━━━━━ Material to process

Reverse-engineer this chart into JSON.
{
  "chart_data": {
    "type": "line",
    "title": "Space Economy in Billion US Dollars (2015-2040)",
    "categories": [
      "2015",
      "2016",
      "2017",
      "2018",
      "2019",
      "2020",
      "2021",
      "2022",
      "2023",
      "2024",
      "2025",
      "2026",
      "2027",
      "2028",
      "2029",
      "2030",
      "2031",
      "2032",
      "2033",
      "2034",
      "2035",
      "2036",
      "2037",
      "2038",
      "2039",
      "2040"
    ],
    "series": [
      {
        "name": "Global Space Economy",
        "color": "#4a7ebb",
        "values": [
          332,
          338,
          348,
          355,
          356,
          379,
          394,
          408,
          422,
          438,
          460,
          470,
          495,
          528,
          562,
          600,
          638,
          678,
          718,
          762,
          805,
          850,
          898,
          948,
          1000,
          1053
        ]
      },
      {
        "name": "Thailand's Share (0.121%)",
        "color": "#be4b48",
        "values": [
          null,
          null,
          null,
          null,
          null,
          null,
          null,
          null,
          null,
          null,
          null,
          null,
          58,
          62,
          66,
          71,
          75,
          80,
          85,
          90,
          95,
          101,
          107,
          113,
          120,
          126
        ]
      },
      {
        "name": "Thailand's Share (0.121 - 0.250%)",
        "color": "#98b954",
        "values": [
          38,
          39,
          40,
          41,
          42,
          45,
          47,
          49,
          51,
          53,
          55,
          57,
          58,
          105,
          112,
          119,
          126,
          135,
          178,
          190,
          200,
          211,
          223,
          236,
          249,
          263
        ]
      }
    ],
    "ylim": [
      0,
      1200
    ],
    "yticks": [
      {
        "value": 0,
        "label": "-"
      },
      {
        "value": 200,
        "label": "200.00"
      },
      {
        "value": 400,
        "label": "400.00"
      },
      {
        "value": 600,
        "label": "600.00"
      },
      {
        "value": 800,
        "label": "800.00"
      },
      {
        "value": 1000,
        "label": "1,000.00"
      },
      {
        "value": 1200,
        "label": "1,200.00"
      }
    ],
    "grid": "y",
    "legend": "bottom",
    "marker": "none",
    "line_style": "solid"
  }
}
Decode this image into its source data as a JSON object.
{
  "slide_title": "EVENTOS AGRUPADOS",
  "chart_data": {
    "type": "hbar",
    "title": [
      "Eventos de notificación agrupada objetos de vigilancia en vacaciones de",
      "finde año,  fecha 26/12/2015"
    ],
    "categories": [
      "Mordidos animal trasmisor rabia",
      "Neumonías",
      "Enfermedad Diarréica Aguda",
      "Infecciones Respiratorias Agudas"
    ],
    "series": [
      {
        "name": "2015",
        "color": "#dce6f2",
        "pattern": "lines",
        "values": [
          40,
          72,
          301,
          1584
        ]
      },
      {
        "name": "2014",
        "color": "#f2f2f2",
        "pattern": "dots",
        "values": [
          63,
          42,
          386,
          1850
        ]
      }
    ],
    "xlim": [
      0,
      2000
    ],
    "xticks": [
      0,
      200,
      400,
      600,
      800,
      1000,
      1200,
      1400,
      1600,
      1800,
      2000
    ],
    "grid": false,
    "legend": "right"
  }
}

━━━━━━━━━━

Restate the records, all of them, precisely as written.

Reverse-engineer this chart into JSON.
{
  "chart_data": {
    "type": "line",
    "title": "Space Economy in Billion US Dollars (2015-2040)",
    "categories": [
      "2015",
      "2016",
      "2017",
      "2018",
      "2019",
      "2020",
      "2021",
      "2022",
      "2023",
      "2024",
      "2025",
      "2026",
      "2027",
      "2028",
      "2029",
      "2030",
      "2031",
      "2032",
      "2033",
      "2034",
      "2035",
      "2036",
      "2037",
      "2038",
      "2039",
      "2040"
    ],
    "series": [
      {
        "name": "Global Space Economy",
        "color": "#4a7ebb",
        "values": [
          332,
          338,
          348,
          355,
          356,
          379,
          394,
          408,
          422,
          438,
          460,
          470,
          495,
          528,
          562,
          600,
          638,
          678,
          718,
          762,
          805,
          850,
          898,
          948,
          1000,
          1053
        ]
      },
      {
        "name": "Thailand's Share (0.121%)",
        "color": "#be4b48",
        "values": [
          null,
          null,
          null,
          null,
          null,
          null,
          null,
          null,
          null,
          null,
          null,
          null,
          58,
          62,
          66,
          71,
          75,
          80,
          85,
          90,
          95,
          101,
          107,
          113,
          120,
          126
        ]
      },
      {
        "name": "Thailand's Share (0.121 - 0.250%)",
        "color": "#98b954",
        "values": [
          38,
          39,
          40,
          41,
          42,
          45,
          47,
          49,
          51,
          53,
          55,
          57,
          58,
          105,
          112,
          119,
          126,
          135,
          178,
          190,
          200,
          211,
          223,
          236,
          249,
          263
        ]
      }
    ],
    "ylim": [
      0,
      1200
    ],
    "yticks": [
      {
        "value": 0,
        "label": "-"
      },
      {
        "value": 200,
        "label": "200.00"
      },
      {
        "value": 400,
        "label": "400.00"
      },
      {
        "value": 600,
        "label": "600.00"
      },
      {
        "value": 800,
        "label": "800.00"
      },
      {
        "value": 1000,
        "label": "1,000.00"
      },
      {
        "value": 1200,
        "label": "1,200.00"
      }
    ],
    "grid": "y",
    "legend": "bottom",
    "marker": "none",
    "line_style": "solid"
  }
}
Decode this image into its source data as a JSON object.
{
  "slide_title": "EVENTOS AGRUPADOS",
  "chart_data": {
    "type": "hbar",
    "title": [
      "Eventos de notificación agrupada objetos de vigilancia en vacaciones de",
      "finde año,  fecha 26/12/2015"
    ],
    "categories": [
      "Mordidos animal trasmisor rabia",
      "Neumonías",
      "Enfermedad Diarréica Aguda",
      "Infecciones Respiratorias Agudas"
    ],
    "series": [
      {
        "name": "2015",
        "color": "#dce6f2",
        "pattern": "lines",
        "values": [
          40,
          72,
          301,
          1584
        ]
      },
      {
        "name": "2014",
        "color": "#f2f2f2",
        "pattern": "dots",
        "values": [
          63,
          42,
          386,
          1850
        ]
      }
    ],
    "xlim": [
      0,
      2000
    ],
    "xticks": [
      0,
      200,
      400,
      600,
      800,
      1000,
      1200,
      1400,
      1600,
      1800,
      2000
    ],
    "grid": false,
    "legend": "right"
  }
}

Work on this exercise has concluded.